Rows from a dataset:

-----

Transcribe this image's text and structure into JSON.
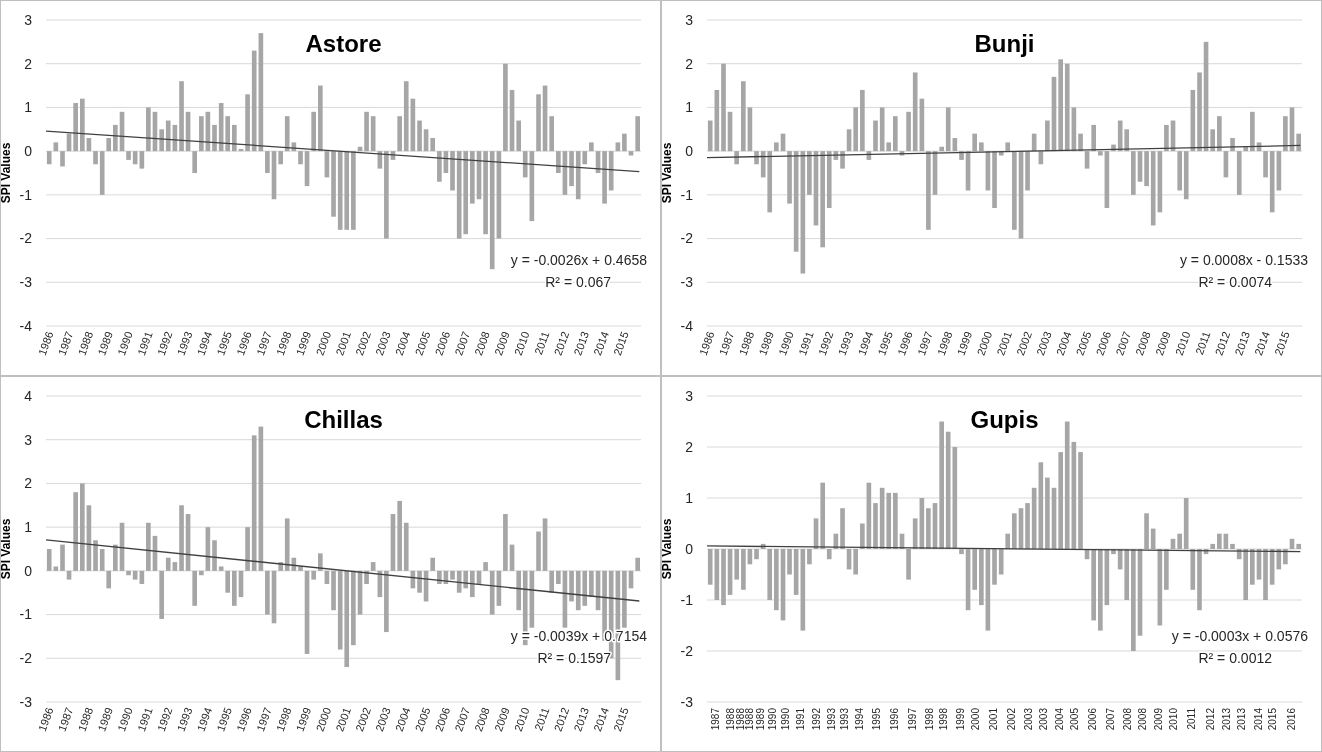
{
  "chart_data": [
    {
      "type": "bar",
      "title": "Astore",
      "ylabel": "SPI Values",
      "grid": "y",
      "xlim": [
        "1986-01",
        "2016-01"
      ],
      "ylim": [
        -4,
        3
      ],
      "yticks": [
        -4,
        -3,
        -2,
        -1,
        0,
        1,
        2,
        3
      ],
      "xticks": [
        "1986",
        "1987",
        "1988",
        "1989",
        "1990",
        "1991",
        "1992",
        "1993",
        "1994",
        "1995",
        "1996",
        "1997",
        "1998",
        "1999",
        "2000",
        "2001",
        "2002",
        "2003",
        "2004",
        "2005",
        "2006",
        "2007",
        "2008",
        "2009",
        "2010",
        "2011",
        "2012",
        "2013",
        "2014",
        "2015"
      ],
      "annotations": [
        "y = -0.0026x + 0.4658",
        "R² = 0.067"
      ],
      "series": [
        {
          "color": "#a6a6a6",
          "x": [
            "1986-03",
            "1986-07",
            "1986-11",
            "1987-03",
            "1987-07",
            "1987-11",
            "1988-03",
            "1988-07",
            "1988-11",
            "1989-03",
            "1989-07",
            "1989-11",
            "1990-03",
            "1990-07",
            "1990-11",
            "1991-03",
            "1991-07",
            "1991-11",
            "1992-03",
            "1992-07",
            "1992-11",
            "1993-03",
            "1993-07",
            "1993-11",
            "1994-03",
            "1994-07",
            "1994-11",
            "1995-03",
            "1995-07",
            "1995-11",
            "1996-03",
            "1996-07",
            "1996-11",
            "1997-03",
            "1997-07",
            "1997-11",
            "1998-03",
            "1998-07",
            "1998-11",
            "1999-03",
            "1999-07",
            "1999-11",
            "2000-03",
            "2000-07",
            "2000-11",
            "2001-03",
            "2001-07",
            "2001-11",
            "2002-03",
            "2002-07",
            "2002-11",
            "2003-03",
            "2003-07",
            "2003-11",
            "2004-03",
            "2004-07",
            "2004-11",
            "2005-03",
            "2005-07",
            "2005-11",
            "2006-03",
            "2006-07",
            "2006-11",
            "2007-03",
            "2007-07",
            "2007-11",
            "2008-03",
            "2008-07",
            "2008-11",
            "2009-03",
            "2009-07",
            "2009-11",
            "2010-03",
            "2010-07",
            "2010-11",
            "2011-03",
            "2011-07",
            "2011-11",
            "2012-03",
            "2012-07",
            "2012-11",
            "2013-03",
            "2013-07",
            "2013-11",
            "2014-03",
            "2014-07",
            "2014-11",
            "2015-03",
            "2015-07",
            "2015-11"
          ],
          "values": [
            -0.3,
            0.2,
            -0.35,
            0.4,
            1.1,
            1.2,
            0.3,
            -0.3,
            -1.0,
            0.3,
            0.6,
            0.9,
            -0.2,
            -0.3,
            -0.4,
            1.0,
            0.9,
            0.5,
            0.7,
            0.6,
            1.6,
            0.9,
            -0.5,
            0.8,
            0.9,
            0.6,
            1.1,
            0.8,
            0.6,
            0.05,
            1.3,
            2.3,
            2.7,
            -0.5,
            -1.1,
            -0.3,
            0.8,
            0.2,
            -0.3,
            -0.8,
            0.9,
            1.5,
            -0.6,
            -1.5,
            -1.8,
            -1.8,
            -1.8,
            0.1,
            0.9,
            0.8,
            -0.4,
            -2.0,
            -0.2,
            0.8,
            1.6,
            1.2,
            0.7,
            0.5,
            0.3,
            -0.7,
            -0.5,
            -0.9,
            -2.0,
            -1.9,
            -1.2,
            -1.1,
            -1.9,
            -2.7,
            -2.0,
            2.0,
            1.4,
            0.7,
            -0.6,
            -1.6,
            1.3,
            1.5,
            0.8,
            -0.5,
            -1.0,
            -0.8,
            -1.1,
            -0.3,
            0.2,
            -0.5,
            -1.2,
            -0.9,
            0.2,
            0.4,
            -0.1,
            0.8
          ]
        },
        {
          "type": "line",
          "color": "#404040",
          "x": [
            "1986-01",
            "2015-12"
          ],
          "values": [
            0.46,
            -0.47
          ]
        }
      ]
    },
    {
      "type": "bar",
      "title": "Bunji",
      "ylabel": "SPI Values",
      "grid": "y",
      "xlim": [
        "1986-01",
        "2016-01"
      ],
      "ylim": [
        -4,
        3
      ],
      "yticks": [
        -4,
        -3,
        -2,
        -1,
        0,
        1,
        2,
        3
      ],
      "xticks": [
        "1986",
        "1987",
        "1988",
        "1989",
        "1990",
        "1991",
        "1992",
        "1993",
        "1994",
        "1995",
        "1996",
        "1997",
        "1998",
        "1999",
        "2000",
        "2001",
        "2002",
        "2003",
        "2004",
        "2005",
        "2006",
        "2007",
        "2008",
        "2009",
        "2010",
        "2011",
        "2012",
        "2013",
        "2014",
        "2015"
      ],
      "annotations": [
        "y = 0.0008x - 0.1533",
        "R² = 0.0074"
      ],
      "series": [
        {
          "color": "#a6a6a6",
          "x": [
            "1986-03",
            "1986-07",
            "1986-11",
            "1987-03",
            "1987-07",
            "1987-11",
            "1988-03",
            "1988-07",
            "1988-11",
            "1989-03",
            "1989-07",
            "1989-11",
            "1990-03",
            "1990-07",
            "1990-11",
            "1991-03",
            "1991-07",
            "1991-11",
            "1992-03",
            "1992-07",
            "1992-11",
            "1993-03",
            "1993-07",
            "1993-11",
            "1994-03",
            "1994-07",
            "1994-11",
            "1995-03",
            "1995-07",
            "1995-11",
            "1996-03",
            "1996-07",
            "1996-11",
            "1997-03",
            "1997-07",
            "1997-11",
            "1998-03",
            "1998-07",
            "1998-11",
            "1999-03",
            "1999-07",
            "1999-11",
            "2000-03",
            "2000-07",
            "2000-11",
            "2001-03",
            "2001-07",
            "2001-11",
            "2002-03",
            "2002-07",
            "2002-11",
            "2003-03",
            "2003-07",
            "2003-11",
            "2004-03",
            "2004-07",
            "2004-11",
            "2005-03",
            "2005-07",
            "2005-11",
            "2006-03",
            "2006-07",
            "2006-11",
            "2007-03",
            "2007-07",
            "2007-11",
            "2008-03",
            "2008-07",
            "2008-11",
            "2009-03",
            "2009-07",
            "2009-11",
            "2010-03",
            "2010-07",
            "2010-11",
            "2011-03",
            "2011-07",
            "2011-11",
            "2012-03",
            "2012-07",
            "2012-11",
            "2013-03",
            "2013-07",
            "2013-11",
            "2014-03",
            "2014-07",
            "2014-11",
            "2015-03",
            "2015-07",
            "2015-11"
          ],
          "values": [
            0.7,
            1.4,
            2.0,
            0.9,
            -0.3,
            1.6,
            1.0,
            -0.3,
            -0.6,
            -1.4,
            0.2,
            0.4,
            -1.2,
            -2.3,
            -2.8,
            -1.0,
            -1.7,
            -2.2,
            -1.3,
            -0.2,
            -0.4,
            0.5,
            1.0,
            1.4,
            -0.2,
            0.7,
            1.0,
            0.2,
            0.8,
            -0.1,
            0.9,
            1.8,
            1.2,
            -1.8,
            -1.0,
            0.1,
            1.0,
            0.3,
            -0.2,
            -0.9,
            0.4,
            0.2,
            -0.9,
            -1.3,
            -0.1,
            0.2,
            -1.8,
            -2.0,
            -0.9,
            0.4,
            -0.3,
            0.7,
            1.7,
            2.1,
            2.0,
            1.0,
            0.4,
            -0.4,
            0.6,
            -0.1,
            -1.3,
            0.15,
            0.7,
            0.5,
            -1.0,
            -0.7,
            -0.8,
            -1.7,
            -1.4,
            0.6,
            0.7,
            -0.9,
            -1.1,
            1.4,
            1.8,
            2.5,
            0.5,
            0.8,
            -0.6,
            0.3,
            -1.0,
            0.1,
            0.9,
            0.2,
            -0.6,
            -1.4,
            -0.9,
            0.8,
            1.0,
            0.4
          ]
        },
        {
          "type": "line",
          "color": "#404040",
          "x": [
            "1986-01",
            "2015-12"
          ],
          "values": [
            -0.15,
            0.13
          ]
        }
      ]
    },
    {
      "type": "bar",
      "title": "Chillas",
      "ylabel": "SPI Values",
      "grid": "y",
      "xlim": [
        "1986-01",
        "2016-01"
      ],
      "ylim": [
        -3,
        4
      ],
      "yticks": [
        -3,
        -2,
        -1,
        0,
        1,
        2,
        3,
        4
      ],
      "xticks": [
        "1986",
        "1987",
        "1988",
        "1989",
        "1990",
        "1991",
        "1992",
        "1993",
        "1994",
        "1995",
        "1996",
        "1997",
        "1998",
        "1999",
        "2000",
        "2001",
        "2002",
        "2003",
        "2004",
        "2005",
        "2006",
        "2007",
        "2008",
        "2009",
        "2010",
        "2011",
        "2012",
        "2013",
        "2014",
        "2015"
      ],
      "annotations": [
        "y = -0.0039x + 0.7154",
        "R² = 0.1597"
      ],
      "series": [
        {
          "color": "#a6a6a6",
          "x": [
            "1986-03",
            "1986-07",
            "1986-11",
            "1987-03",
            "1987-07",
            "1987-11",
            "1988-03",
            "1988-07",
            "1988-11",
            "1989-03",
            "1989-07",
            "1989-11",
            "1990-03",
            "1990-07",
            "1990-11",
            "1991-03",
            "1991-07",
            "1991-11",
            "1992-03",
            "1992-07",
            "1992-11",
            "1993-03",
            "1993-07",
            "1993-11",
            "1994-03",
            "1994-07",
            "1994-11",
            "1995-03",
            "1995-07",
            "1995-11",
            "1996-03",
            "1996-07",
            "1996-11",
            "1997-03",
            "1997-07",
            "1997-11",
            "1998-03",
            "1998-07",
            "1998-11",
            "1999-03",
            "1999-07",
            "1999-11",
            "2000-03",
            "2000-07",
            "2000-11",
            "2001-03",
            "2001-07",
            "2001-11",
            "2002-03",
            "2002-07",
            "2002-11",
            "2003-03",
            "2003-07",
            "2003-11",
            "2004-03",
            "2004-07",
            "2004-11",
            "2005-03",
            "2005-07",
            "2005-11",
            "2006-03",
            "2006-07",
            "2006-11",
            "2007-03",
            "2007-07",
            "2007-11",
            "2008-03",
            "2008-07",
            "2008-11",
            "2009-03",
            "2009-07",
            "2009-11",
            "2010-03",
            "2010-07",
            "2010-11",
            "2011-03",
            "2011-07",
            "2011-11",
            "2012-03",
            "2012-07",
            "2012-11",
            "2013-03",
            "2013-07",
            "2013-11",
            "2014-03",
            "2014-07",
            "2014-11",
            "2015-03",
            "2015-07",
            "2015-11"
          ],
          "values": [
            0.5,
            0.1,
            0.6,
            -0.2,
            1.8,
            2.0,
            1.5,
            0.7,
            0.5,
            -0.4,
            0.6,
            1.1,
            -0.1,
            -0.2,
            -0.3,
            1.1,
            0.8,
            -1.1,
            0.3,
            0.2,
            1.5,
            1.3,
            -0.8,
            -0.1,
            1.0,
            0.7,
            0.1,
            -0.5,
            -0.8,
            -0.6,
            1.0,
            3.1,
            3.3,
            -1.0,
            -1.2,
            0.2,
            1.2,
            0.3,
            0.1,
            -1.9,
            -0.2,
            0.4,
            -0.3,
            -0.9,
            -1.8,
            -2.2,
            -1.7,
            -1.0,
            -0.3,
            0.2,
            -0.6,
            -1.4,
            1.3,
            1.6,
            1.1,
            -0.4,
            -0.5,
            -0.7,
            0.3,
            -0.3,
            -0.3,
            -0.2,
            -0.5,
            -0.4,
            -0.6,
            -0.3,
            0.2,
            -1.0,
            -0.8,
            1.3,
            0.6,
            -0.9,
            -1.7,
            -1.3,
            0.9,
            1.2,
            -0.5,
            -0.3,
            -1.3,
            -0.7,
            -0.9,
            -0.8,
            -0.6,
            -0.9,
            -1.6,
            -2.0,
            -2.5,
            -1.3,
            -0.4,
            0.3
          ]
        },
        {
          "type": "line",
          "color": "#404040",
          "x": [
            "1986-01",
            "2015-12"
          ],
          "values": [
            0.71,
            -0.69
          ]
        }
      ]
    },
    {
      "type": "bar",
      "title": "Gupis",
      "ylabel": "SPI Values",
      "grid": "y",
      "xlim": [
        "1987-01",
        "2017-01"
      ],
      "ylim": [
        -3,
        3
      ],
      "yticks": [
        -3,
        -2,
        -1,
        0,
        1,
        2,
        3
      ],
      "xticks": [
        {
          "value": "1987-04",
          "label": "1987"
        },
        {
          "value": "1988-01",
          "label": "1988"
        },
        {
          "value": "1988-07",
          "label": "1988"
        },
        {
          "value": "1988-12",
          "label": "1988"
        },
        {
          "value": "1989-07",
          "label": "1989"
        },
        {
          "value": "1990-02",
          "label": "1990"
        },
        {
          "value": "1990-10",
          "label": "1990"
        },
        {
          "value": "1991-07",
          "label": "1991"
        },
        {
          "value": "1992-05",
          "label": "1992"
        },
        {
          "value": "1993-02",
          "label": "1993"
        },
        {
          "value": "1993-10",
          "label": "1993"
        },
        {
          "value": "1994-07",
          "label": "1994"
        },
        {
          "value": "1995-05",
          "label": "1995"
        },
        {
          "value": "1996-04",
          "label": "1996"
        },
        {
          "value": "1997-03",
          "label": "1997"
        },
        {
          "value": "1998-01",
          "label": "1998"
        },
        {
          "value": "1998-10",
          "label": "1998"
        },
        {
          "value": "1999-08",
          "label": "1999"
        },
        {
          "value": "2000-05",
          "label": "2000"
        },
        {
          "value": "2001-04",
          "label": "2001"
        },
        {
          "value": "2002-03",
          "label": "2002"
        },
        {
          "value": "2003-01",
          "label": "2003"
        },
        {
          "value": "2003-10",
          "label": "2003"
        },
        {
          "value": "2004-08",
          "label": "2004"
        },
        {
          "value": "2005-05",
          "label": "2005"
        },
        {
          "value": "2006-04",
          "label": "2006"
        },
        {
          "value": "2007-03",
          "label": "2007"
        },
        {
          "value": "2008-01",
          "label": "2008"
        },
        {
          "value": "2008-10",
          "label": "2008"
        },
        {
          "value": "2009-08",
          "label": "2009"
        },
        {
          "value": "2010-05",
          "label": "2010"
        },
        {
          "value": "2011-04",
          "label": "2011"
        },
        {
          "value": "2012-03",
          "label": "2012"
        },
        {
          "value": "2013-01",
          "label": "2013"
        },
        {
          "value": "2013-10",
          "label": "2013"
        },
        {
          "value": "2014-08",
          "label": "2014"
        },
        {
          "value": "2015-05",
          "label": "2015"
        },
        {
          "value": "2016-04",
          "label": "2016"
        }
      ],
      "annotations": [
        "y = -0.0003x + 0.0576",
        "R² = 0.0012"
      ],
      "series": [
        {
          "color": "#a6a6a6",
          "x": [
            "1987-03",
            "1987-07",
            "1987-11",
            "1988-03",
            "1988-07",
            "1988-11",
            "1989-03",
            "1989-07",
            "1989-11",
            "1990-03",
            "1990-07",
            "1990-11",
            "1991-03",
            "1991-07",
            "1991-11",
            "1992-03",
            "1992-07",
            "1992-11",
            "1993-03",
            "1993-07",
            "1993-11",
            "1994-03",
            "1994-07",
            "1994-11",
            "1995-03",
            "1995-07",
            "1995-11",
            "1996-03",
            "1996-07",
            "1996-11",
            "1997-03",
            "1997-07",
            "1997-11",
            "1998-03",
            "1998-07",
            "1998-11",
            "1999-03",
            "1999-07",
            "1999-11",
            "2000-03",
            "2000-07",
            "2000-11",
            "2001-03",
            "2001-07",
            "2001-11",
            "2002-03",
            "2002-07",
            "2002-11",
            "2003-03",
            "2003-07",
            "2003-11",
            "2004-03",
            "2004-07",
            "2004-11",
            "2005-03",
            "2005-07",
            "2005-11",
            "2006-03",
            "2006-07",
            "2006-11",
            "2007-03",
            "2007-07",
            "2007-11",
            "2008-03",
            "2008-07",
            "2008-11",
            "2009-03",
            "2009-07",
            "2009-11",
            "2010-03",
            "2010-07",
            "2010-11",
            "2011-03",
            "2011-07",
            "2011-11",
            "2012-03",
            "2012-07",
            "2012-11",
            "2013-03",
            "2013-07",
            "2013-11",
            "2014-03",
            "2014-07",
            "2014-11",
            "2015-03",
            "2015-07",
            "2015-11",
            "2016-03",
            "2016-07",
            "2016-11"
          ],
          "values": [
            -0.7,
            -1.0,
            -1.1,
            -0.9,
            -0.6,
            -0.8,
            -0.3,
            -0.2,
            0.1,
            -1.0,
            -1.2,
            -1.4,
            -0.5,
            -0.9,
            -1.6,
            -0.3,
            0.6,
            1.3,
            -0.2,
            0.3,
            0.8,
            -0.4,
            -0.5,
            0.5,
            1.3,
            0.9,
            1.2,
            1.1,
            1.1,
            0.3,
            -0.6,
            0.6,
            1.0,
            0.8,
            0.9,
            2.5,
            2.3,
            2.0,
            -0.1,
            -1.2,
            -0.8,
            -1.1,
            -1.6,
            -0.7,
            -0.5,
            0.3,
            0.7,
            0.8,
            0.9,
            1.2,
            1.7,
            1.4,
            1.2,
            1.9,
            2.5,
            2.1,
            1.9,
            -0.2,
            -1.4,
            -1.6,
            -1.1,
            -0.1,
            -0.4,
            -1.0,
            -2.0,
            -1.7,
            0.7,
            0.4,
            -1.5,
            -0.8,
            0.2,
            0.3,
            1.0,
            -0.8,
            -1.2,
            -0.1,
            0.1,
            0.3,
            0.3,
            0.1,
            -0.2,
            -1.0,
            -0.7,
            -0.6,
            -1.0,
            -0.7,
            -0.4,
            -0.3,
            0.2,
            0.1
          ]
        },
        {
          "type": "line",
          "color": "#404040",
          "x": [
            "1987-01",
            "2016-12"
          ],
          "values": [
            0.06,
            -0.05
          ]
        }
      ]
    }
  ]
}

-----

Short exercise - Some lines of the data may hold the word "title". Say how many do, with nothing else.

Result of the exercise - 4